**Short exercise**
Reproduce the listing below exactly. Pictures do not belong in the copy.

---------- Records to use

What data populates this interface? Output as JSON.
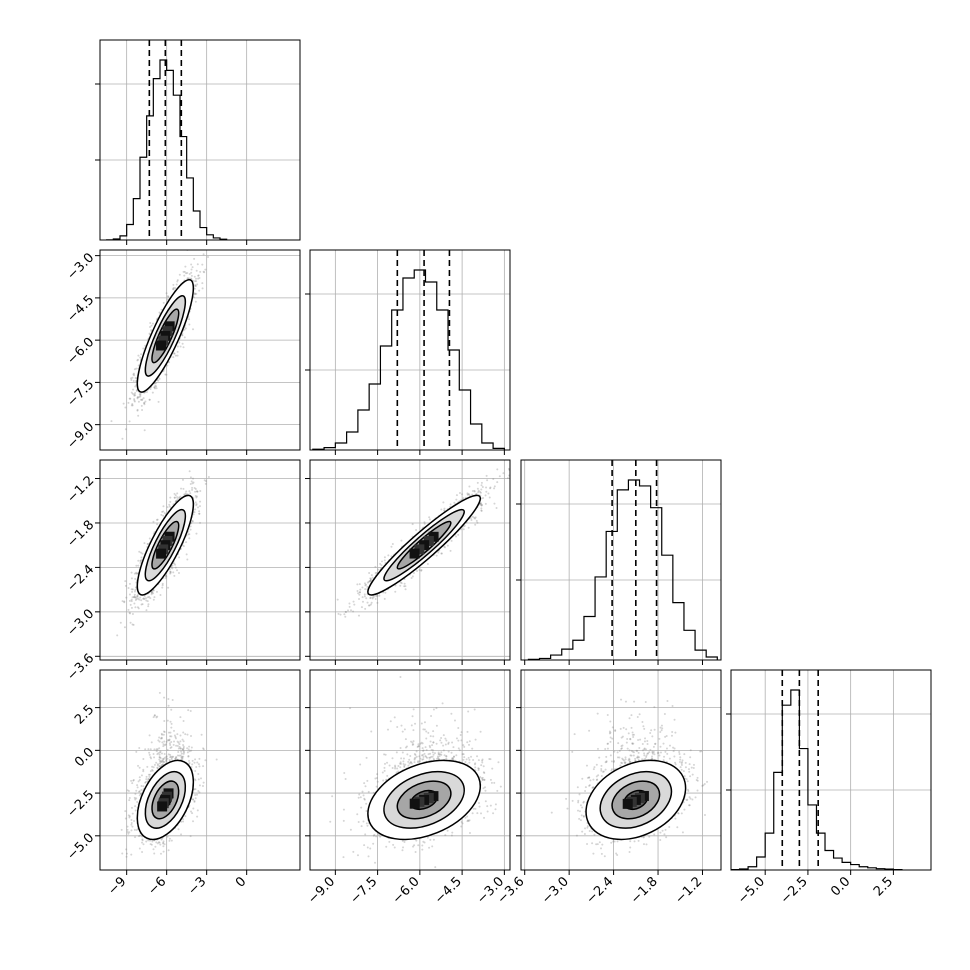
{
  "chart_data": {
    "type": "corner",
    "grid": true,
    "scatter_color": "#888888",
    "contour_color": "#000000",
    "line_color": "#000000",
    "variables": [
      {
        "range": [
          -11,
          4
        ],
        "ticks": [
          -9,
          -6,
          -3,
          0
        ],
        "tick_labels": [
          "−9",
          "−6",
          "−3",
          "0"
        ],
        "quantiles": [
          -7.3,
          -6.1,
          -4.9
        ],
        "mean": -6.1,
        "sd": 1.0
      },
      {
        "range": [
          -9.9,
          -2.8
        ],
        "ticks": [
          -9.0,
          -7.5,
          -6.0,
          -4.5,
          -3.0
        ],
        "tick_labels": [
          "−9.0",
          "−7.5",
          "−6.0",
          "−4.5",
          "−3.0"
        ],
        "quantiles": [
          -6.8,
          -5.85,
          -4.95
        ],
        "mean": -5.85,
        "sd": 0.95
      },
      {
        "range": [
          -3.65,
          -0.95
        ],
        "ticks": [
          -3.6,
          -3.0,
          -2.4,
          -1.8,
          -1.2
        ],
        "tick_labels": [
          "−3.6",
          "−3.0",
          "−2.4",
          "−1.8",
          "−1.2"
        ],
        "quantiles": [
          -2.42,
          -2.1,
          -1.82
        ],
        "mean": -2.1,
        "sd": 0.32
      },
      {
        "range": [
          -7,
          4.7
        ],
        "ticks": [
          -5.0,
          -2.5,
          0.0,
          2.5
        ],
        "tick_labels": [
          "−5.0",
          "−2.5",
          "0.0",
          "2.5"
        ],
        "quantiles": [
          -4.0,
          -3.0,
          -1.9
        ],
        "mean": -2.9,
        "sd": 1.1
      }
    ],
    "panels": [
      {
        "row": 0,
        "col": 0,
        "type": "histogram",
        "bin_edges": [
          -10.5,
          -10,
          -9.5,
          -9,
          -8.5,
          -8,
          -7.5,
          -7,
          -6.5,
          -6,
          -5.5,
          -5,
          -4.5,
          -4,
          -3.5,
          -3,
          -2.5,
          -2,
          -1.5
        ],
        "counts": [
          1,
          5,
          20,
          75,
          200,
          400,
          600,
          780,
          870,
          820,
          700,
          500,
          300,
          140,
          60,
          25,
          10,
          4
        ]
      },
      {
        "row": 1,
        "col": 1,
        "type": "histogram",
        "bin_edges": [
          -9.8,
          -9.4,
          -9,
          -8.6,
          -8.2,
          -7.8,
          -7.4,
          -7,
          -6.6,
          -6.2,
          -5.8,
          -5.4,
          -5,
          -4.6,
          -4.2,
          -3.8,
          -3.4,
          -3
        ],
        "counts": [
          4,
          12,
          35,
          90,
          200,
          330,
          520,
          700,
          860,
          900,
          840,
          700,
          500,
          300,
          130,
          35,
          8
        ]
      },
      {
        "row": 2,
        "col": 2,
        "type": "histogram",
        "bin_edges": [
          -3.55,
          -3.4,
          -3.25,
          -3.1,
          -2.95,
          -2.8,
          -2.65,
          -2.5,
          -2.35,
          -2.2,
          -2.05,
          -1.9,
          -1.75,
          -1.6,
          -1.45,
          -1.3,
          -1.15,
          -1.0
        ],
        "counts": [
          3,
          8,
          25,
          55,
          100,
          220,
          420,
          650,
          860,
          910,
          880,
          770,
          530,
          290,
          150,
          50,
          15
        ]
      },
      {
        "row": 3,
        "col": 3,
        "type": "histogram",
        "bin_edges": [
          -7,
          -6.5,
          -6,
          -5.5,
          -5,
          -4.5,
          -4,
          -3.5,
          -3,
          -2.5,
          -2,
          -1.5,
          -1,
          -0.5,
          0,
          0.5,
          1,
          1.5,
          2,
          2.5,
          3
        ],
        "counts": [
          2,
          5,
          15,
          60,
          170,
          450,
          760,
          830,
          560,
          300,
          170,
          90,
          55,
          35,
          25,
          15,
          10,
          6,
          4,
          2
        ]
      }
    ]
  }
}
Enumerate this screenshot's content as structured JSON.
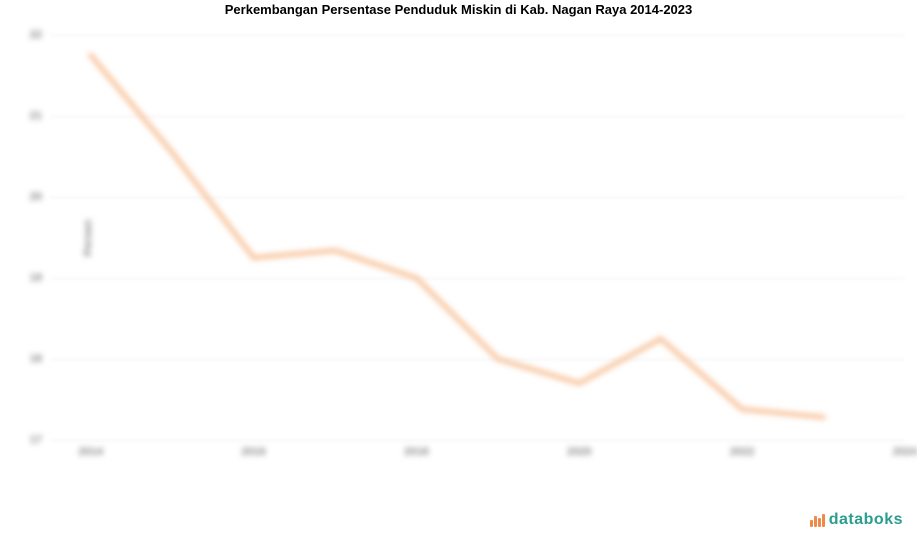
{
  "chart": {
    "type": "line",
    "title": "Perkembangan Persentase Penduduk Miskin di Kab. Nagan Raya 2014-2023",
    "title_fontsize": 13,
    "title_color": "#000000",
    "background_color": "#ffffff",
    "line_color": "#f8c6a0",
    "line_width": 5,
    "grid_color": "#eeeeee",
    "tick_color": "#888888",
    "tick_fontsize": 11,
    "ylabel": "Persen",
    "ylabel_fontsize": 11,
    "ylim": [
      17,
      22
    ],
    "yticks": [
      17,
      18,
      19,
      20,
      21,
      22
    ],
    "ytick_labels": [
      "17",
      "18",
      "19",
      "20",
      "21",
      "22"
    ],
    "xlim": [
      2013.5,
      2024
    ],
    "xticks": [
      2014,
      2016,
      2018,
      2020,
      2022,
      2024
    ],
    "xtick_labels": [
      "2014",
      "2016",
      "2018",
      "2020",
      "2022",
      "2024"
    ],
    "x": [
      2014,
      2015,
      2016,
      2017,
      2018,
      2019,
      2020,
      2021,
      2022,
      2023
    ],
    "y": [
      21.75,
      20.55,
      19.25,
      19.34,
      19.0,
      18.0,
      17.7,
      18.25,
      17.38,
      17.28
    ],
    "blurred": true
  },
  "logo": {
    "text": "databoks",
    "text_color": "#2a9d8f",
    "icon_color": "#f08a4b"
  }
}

--------------------

**Exercise result**
What data populates this interface? Output as JSON.
{
  "chart_data": {
    "type": "corner",
    "grid": true,
    "scatter_color": "#888888",
    "contour_color": "#000000",
    "line_color": "#000000",
    "variables": [
      {
        "range": [
          -11,
          4
        ],
        "ticks": [
          -9,
          -6,
          -3,
          0
        ],
        "tick_labels": [
          "−9",
          "−6",
          "−3",
          "0"
        ],
        "quantiles": [
          -7.3,
          -6.1,
          -4.9
        ],
        "mean": -6.1,
        "sd": 1.0
      },
      {
        "range": [
          -9.9,
          -2.8
        ],
        "ticks": [
          -9.0,
          -7.5,
          -6.0,
          -4.5,
          -3.0
        ],
        "tick_labels": [
          "−9.0",
          "−7.5",
          "−6.0",
          "−4.5",
          "−3.0"
        ],
        "quantiles": [
          -6.8,
          -5.85,
          -4.95
        ],
        "mean": -5.85,
        "sd": 0.95
      },
      {
        "range": [
          -3.65,
          -0.95
        ],
        "ticks": [
          -3.6,
          -3.0,
          -2.4,
          -1.8,
          -1.2
        ],
        "tick_labels": [
          "−3.6",
          "−3.0",
          "−2.4",
          "−1.8",
          "−1.2"
        ],
        "quantiles": [
          -2.42,
          -2.1,
          -1.82
        ],
        "mean": -2.1,
        "sd": 0.32
      },
      {
        "range": [
          -7,
          4.7
        ],
        "ticks": [
          -5.0,
          -2.5,
          0.0,
          2.5
        ],
        "tick_labels": [
          "−5.0",
          "−2.5",
          "0.0",
          "2.5"
        ],
        "quantiles": [
          -4.0,
          -3.0,
          -1.9
        ],
        "mean": -2.9,
        "sd": 1.1
      }
    ],
    "panels": [
      {
        "row": 0,
        "col": 0,
        "type": "histogram",
        "bin_edges": [
          -10.5,
          -10,
          -9.5,
          -9,
          -8.5,
          -8,
          -7.5,
          -7,
          -6.5,
          -6,
          -5.5,
          -5,
          -4.5,
          -4,
          -3.5,
          -3,
          -2.5,
          -2,
          -1.5
        ],
        "counts": [
          1,
          5,
          20,
          75,
          200,
          400,
          600,
          780,
          870,
          820,
          700,
          500,
          300,
          140,
          60,
          25,
          10,
          4
        ]
      },
      {
        "row": 1,
        "col": 1,
        "type": "histogram",
        "bin_edges": [
          -9.8,
          -9.4,
          -9,
          -8.6,
          -8.2,
          -7.8,
          -7.4,
          -7,
          -6.6,
          -6.2,
          -5.8,
          -5.4,
          -5,
          -4.6,
          -4.2,
          -3.8,
          -3.4,
          -3
        ],
        "counts": [
          4,
          12,
          35,
          90,
          200,
          330,
          520,
          700,
          860,
          900,
          840,
          700,
          500,
          300,
          130,
          35,
          8
        ]
      },
      {
        "row": 2,
        "col": 2,
        "type": "histogram",
        "bin_edges": [
          -3.55,
          -3.4,
          -3.25,
          -3.1,
          -2.95,
          -2.8,
          -2.65,
          -2.5,
          -2.35,
          -2.2,
          -2.05,
          -1.9,
          -1.75,
          -1.6,
          -1.45,
          -1.3,
          -1.15,
          -1.0
        ],
        "counts": [
          3,
          8,
          25,
          55,
          100,
          220,
          420,
          650,
          860,
          910,
          880,
          770,
          530,
          290,
          150,
          50,
          15
        ]
      },
      {
        "row": 3,
        "col": 3,
        "type": "histogram",
        "bin_edges": [
          -7,
          -6.5,
          -6,
          -5.5,
          -5,
          -4.5,
          -4,
          -3.5,
          -3,
          -2.5,
          -2,
          -1.5,
          -1,
          -0.5,
          0,
          0.5,
          1,
          1.5,
          2,
          2.5,
          3
        ],
        "counts": [
          2,
          5,
          15,
          60,
          170,
          450,
          760,
          830,
          560,
          300,
          170,
          90,
          55,
          35,
          25,
          15,
          10,
          6,
          4,
          2
        ]
      }
    ]
  }
}
Enumerate this screenshot's content as structured JSON.
{
  "chart": {
    "type": "line",
    "title": "Perkembangan Persentase Penduduk Miskin di Kab. Nagan Raya 2014-2023",
    "title_fontsize": 13,
    "title_color": "#000000",
    "background_color": "#ffffff",
    "line_color": "#f8c6a0",
    "line_width": 5,
    "grid_color": "#eeeeee",
    "tick_color": "#888888",
    "tick_fontsize": 11,
    "ylabel": "Persen",
    "ylabel_fontsize": 11,
    "ylim": [
      17,
      22
    ],
    "yticks": [
      17,
      18,
      19,
      20,
      21,
      22
    ],
    "ytick_labels": [
      "17",
      "18",
      "19",
      "20",
      "21",
      "22"
    ],
    "xlim": [
      2013.5,
      2024
    ],
    "xticks": [
      2014,
      2016,
      2018,
      2020,
      2022,
      2024
    ],
    "xtick_labels": [
      "2014",
      "2016",
      "2018",
      "2020",
      "2022",
      "2024"
    ],
    "x": [
      2014,
      2015,
      2016,
      2017,
      2018,
      2019,
      2020,
      2021,
      2022,
      2023
    ],
    "y": [
      21.75,
      20.55,
      19.25,
      19.34,
      19.0,
      18.0,
      17.7,
      18.25,
      17.38,
      17.28
    ],
    "blurred": true
  },
  "logo": {
    "text": "databoks",
    "text_color": "#2a9d8f",
    "icon_color": "#f08a4b"
  }
}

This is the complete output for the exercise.